— start of INPUT MATERIAL —

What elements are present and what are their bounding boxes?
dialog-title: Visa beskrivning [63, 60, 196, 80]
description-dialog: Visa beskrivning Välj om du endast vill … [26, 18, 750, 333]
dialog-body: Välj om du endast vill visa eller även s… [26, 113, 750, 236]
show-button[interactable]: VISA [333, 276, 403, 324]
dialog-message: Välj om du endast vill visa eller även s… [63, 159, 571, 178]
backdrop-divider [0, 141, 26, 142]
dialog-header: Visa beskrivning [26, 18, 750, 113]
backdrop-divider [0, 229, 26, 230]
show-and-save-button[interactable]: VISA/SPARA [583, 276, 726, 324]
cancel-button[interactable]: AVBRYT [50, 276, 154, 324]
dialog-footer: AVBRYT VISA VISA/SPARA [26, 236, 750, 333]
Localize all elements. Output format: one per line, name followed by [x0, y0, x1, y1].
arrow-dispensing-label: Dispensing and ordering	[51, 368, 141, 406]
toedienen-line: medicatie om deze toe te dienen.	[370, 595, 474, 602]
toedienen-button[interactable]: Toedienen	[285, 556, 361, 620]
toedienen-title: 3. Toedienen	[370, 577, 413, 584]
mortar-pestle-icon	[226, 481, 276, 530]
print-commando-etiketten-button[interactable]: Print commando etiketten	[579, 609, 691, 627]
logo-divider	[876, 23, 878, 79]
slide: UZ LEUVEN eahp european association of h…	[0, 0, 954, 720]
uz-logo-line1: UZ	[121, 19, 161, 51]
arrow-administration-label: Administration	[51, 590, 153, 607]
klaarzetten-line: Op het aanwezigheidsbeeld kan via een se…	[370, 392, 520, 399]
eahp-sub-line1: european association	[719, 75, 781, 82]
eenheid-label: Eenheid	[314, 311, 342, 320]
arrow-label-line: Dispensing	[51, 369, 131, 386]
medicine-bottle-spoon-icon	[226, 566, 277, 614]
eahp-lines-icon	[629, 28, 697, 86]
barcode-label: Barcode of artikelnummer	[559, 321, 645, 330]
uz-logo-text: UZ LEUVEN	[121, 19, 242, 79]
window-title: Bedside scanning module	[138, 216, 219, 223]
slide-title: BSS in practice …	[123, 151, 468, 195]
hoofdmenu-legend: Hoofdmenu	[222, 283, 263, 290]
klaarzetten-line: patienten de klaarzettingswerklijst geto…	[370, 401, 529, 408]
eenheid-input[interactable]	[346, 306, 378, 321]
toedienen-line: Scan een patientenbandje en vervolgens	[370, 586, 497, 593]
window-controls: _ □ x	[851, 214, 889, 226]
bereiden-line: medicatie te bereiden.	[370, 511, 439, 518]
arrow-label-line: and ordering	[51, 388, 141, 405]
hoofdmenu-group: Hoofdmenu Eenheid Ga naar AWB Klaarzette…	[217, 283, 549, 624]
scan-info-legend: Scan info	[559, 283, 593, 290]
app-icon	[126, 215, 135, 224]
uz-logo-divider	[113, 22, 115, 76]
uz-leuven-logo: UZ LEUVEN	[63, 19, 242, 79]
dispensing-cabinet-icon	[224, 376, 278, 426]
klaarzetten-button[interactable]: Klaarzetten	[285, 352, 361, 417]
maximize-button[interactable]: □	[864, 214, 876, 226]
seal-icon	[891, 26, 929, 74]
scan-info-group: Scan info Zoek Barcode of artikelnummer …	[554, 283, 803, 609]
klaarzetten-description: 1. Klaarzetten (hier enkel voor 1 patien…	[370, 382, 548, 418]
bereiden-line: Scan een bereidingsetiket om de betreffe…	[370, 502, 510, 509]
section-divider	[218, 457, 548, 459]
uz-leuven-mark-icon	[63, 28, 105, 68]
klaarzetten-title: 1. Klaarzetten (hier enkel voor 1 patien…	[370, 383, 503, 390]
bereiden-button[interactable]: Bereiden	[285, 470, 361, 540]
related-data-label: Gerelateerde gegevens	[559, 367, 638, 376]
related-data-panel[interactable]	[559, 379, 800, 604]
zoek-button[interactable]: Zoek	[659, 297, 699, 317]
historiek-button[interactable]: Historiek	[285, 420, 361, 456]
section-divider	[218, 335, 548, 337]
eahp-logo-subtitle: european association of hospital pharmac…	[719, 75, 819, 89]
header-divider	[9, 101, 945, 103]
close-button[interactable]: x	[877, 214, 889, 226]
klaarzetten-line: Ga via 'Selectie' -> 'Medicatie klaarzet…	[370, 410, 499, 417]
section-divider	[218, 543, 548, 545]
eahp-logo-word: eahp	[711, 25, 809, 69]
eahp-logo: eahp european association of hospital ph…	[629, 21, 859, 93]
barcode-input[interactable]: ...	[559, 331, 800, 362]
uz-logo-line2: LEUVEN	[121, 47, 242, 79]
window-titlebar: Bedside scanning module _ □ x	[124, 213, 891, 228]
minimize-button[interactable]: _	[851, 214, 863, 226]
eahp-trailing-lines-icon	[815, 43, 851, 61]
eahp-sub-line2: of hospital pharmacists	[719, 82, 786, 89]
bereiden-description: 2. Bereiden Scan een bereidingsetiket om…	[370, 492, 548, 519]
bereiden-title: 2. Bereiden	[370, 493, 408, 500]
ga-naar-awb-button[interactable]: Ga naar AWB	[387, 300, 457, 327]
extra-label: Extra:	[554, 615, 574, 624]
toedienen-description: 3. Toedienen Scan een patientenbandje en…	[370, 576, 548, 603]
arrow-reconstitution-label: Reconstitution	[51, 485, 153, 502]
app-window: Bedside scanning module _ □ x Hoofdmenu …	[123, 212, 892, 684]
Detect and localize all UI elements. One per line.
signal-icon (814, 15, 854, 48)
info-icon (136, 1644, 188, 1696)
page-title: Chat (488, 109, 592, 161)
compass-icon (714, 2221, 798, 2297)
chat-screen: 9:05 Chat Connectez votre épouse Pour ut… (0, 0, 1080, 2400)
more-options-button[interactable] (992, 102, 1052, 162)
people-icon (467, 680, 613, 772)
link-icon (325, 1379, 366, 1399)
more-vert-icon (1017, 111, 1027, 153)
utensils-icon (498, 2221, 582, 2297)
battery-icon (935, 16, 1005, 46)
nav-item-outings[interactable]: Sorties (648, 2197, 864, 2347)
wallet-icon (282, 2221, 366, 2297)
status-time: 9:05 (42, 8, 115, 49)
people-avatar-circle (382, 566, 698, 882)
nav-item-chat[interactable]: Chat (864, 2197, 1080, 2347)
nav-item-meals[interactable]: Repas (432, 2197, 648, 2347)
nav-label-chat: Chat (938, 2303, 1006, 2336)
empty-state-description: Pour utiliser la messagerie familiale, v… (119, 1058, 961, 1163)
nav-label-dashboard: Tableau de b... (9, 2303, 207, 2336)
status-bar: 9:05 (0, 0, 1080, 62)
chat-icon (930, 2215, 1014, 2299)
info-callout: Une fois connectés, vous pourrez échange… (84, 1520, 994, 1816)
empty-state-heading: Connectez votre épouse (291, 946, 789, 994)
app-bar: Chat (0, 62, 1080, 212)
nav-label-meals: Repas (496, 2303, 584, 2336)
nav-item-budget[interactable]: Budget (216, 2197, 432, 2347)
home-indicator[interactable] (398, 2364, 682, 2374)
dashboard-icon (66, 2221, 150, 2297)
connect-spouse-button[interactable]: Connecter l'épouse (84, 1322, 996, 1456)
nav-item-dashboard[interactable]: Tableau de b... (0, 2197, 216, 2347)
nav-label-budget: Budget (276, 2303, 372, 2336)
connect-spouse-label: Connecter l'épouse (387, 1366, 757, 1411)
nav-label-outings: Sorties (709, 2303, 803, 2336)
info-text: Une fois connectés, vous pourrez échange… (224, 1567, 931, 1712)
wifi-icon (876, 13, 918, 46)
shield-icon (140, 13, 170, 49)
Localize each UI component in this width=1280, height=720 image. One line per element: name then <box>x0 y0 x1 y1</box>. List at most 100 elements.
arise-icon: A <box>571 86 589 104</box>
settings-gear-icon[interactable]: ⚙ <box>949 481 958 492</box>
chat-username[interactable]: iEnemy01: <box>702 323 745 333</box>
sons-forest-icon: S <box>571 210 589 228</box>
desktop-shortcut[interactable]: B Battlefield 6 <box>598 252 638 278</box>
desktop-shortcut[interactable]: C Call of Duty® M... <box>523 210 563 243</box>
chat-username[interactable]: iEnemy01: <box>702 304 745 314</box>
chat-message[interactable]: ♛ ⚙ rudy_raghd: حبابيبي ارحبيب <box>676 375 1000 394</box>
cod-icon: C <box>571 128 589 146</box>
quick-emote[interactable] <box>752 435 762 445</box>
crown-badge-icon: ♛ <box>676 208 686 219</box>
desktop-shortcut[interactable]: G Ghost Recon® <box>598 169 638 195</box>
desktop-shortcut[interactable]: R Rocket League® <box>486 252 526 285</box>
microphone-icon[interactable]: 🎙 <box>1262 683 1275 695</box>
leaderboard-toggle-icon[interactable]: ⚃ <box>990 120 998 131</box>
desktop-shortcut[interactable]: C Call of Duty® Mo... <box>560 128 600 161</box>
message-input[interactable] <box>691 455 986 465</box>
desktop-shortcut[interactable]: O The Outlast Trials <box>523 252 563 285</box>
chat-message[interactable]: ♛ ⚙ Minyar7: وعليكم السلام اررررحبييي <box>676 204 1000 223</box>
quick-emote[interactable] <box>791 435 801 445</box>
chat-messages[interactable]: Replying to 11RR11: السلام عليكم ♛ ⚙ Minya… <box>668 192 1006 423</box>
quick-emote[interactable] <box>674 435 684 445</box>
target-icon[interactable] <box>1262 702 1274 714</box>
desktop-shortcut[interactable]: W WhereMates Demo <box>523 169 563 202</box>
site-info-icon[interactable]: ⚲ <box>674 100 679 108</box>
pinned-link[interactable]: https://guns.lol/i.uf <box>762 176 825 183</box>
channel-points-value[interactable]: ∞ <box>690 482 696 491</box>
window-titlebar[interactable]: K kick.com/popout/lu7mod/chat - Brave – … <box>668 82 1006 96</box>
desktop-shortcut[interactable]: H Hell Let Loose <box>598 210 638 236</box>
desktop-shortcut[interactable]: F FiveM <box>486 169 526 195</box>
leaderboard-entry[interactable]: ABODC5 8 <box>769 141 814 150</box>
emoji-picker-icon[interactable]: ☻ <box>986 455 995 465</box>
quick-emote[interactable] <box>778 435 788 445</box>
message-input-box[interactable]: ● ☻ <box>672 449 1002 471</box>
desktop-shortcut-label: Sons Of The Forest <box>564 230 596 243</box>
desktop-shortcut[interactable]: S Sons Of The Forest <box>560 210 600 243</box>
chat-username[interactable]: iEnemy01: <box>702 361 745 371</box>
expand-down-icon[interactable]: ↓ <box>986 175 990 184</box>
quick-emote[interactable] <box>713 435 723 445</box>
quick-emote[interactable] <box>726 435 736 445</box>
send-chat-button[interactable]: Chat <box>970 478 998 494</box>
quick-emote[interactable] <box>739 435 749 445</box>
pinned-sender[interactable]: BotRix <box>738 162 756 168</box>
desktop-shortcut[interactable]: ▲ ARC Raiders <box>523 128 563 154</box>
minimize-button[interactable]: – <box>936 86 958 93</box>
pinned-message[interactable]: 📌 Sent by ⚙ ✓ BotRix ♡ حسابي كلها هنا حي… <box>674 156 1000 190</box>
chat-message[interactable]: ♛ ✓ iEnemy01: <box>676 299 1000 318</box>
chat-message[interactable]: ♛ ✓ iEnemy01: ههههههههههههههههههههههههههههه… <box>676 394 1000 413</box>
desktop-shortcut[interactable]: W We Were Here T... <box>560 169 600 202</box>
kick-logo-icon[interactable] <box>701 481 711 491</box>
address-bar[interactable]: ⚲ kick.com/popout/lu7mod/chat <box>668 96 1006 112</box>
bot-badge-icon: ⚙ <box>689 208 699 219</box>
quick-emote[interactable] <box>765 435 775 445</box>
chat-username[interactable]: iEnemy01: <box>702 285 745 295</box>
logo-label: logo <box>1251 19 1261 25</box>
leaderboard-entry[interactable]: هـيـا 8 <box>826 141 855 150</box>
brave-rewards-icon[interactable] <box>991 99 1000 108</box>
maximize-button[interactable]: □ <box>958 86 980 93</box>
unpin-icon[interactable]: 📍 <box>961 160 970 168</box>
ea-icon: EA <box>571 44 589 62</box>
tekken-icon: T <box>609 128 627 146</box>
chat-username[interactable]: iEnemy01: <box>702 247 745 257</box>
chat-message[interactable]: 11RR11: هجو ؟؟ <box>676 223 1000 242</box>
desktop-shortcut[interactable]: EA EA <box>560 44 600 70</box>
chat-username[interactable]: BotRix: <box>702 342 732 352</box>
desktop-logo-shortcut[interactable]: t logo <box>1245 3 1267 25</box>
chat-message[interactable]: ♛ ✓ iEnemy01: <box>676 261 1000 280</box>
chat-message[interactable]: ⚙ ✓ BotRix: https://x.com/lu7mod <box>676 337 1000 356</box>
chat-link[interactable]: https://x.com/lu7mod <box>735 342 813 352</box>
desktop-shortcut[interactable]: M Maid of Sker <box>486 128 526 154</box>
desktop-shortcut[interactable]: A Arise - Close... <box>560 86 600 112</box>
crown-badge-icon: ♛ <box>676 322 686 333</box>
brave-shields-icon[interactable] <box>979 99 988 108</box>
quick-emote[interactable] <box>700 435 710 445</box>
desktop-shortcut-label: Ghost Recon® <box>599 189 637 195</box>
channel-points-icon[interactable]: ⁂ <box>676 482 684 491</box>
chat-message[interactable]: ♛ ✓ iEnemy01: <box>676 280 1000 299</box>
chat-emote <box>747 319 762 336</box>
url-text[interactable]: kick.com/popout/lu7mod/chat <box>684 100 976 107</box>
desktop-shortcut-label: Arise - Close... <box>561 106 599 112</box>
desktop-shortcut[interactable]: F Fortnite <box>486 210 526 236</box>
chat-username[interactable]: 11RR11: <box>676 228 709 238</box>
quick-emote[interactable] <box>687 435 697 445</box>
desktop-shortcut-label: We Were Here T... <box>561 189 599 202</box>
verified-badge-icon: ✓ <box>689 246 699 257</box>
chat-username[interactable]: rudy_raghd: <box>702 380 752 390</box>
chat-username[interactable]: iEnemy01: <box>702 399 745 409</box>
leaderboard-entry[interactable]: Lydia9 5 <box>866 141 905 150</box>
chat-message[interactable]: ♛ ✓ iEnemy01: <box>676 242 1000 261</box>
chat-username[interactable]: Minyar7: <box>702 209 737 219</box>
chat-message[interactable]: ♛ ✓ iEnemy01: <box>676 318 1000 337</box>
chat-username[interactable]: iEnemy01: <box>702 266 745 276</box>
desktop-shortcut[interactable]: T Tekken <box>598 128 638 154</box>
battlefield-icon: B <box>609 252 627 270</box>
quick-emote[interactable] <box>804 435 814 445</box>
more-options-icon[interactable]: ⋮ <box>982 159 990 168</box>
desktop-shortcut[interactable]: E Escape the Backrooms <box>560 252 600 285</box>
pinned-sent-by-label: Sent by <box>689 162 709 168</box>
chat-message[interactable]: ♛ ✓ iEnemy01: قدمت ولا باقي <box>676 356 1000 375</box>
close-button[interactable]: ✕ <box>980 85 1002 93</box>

— end of INPUT MATERIAL —

#### TASK REQUIREMENTS:
Copy out the lines from the start of the records through the line containing "dialog-message: Välj om", including both ends.

#### OUTPUT FOR THIS EXERCISE:
What elements are present and what are their bounding boxes?
dialog-title: Visa beskrivning [63, 60, 196, 80]
description-dialog: Visa beskrivning Välj om du endast vill … [26, 18, 750, 333]
dialog-body: Välj om du endast vill visa eller även s… [26, 113, 750, 236]
show-button[interactable]: VISA [333, 276, 403, 324]
dialog-message: Välj om du endast vill visa eller även s… [63, 159, 571, 178]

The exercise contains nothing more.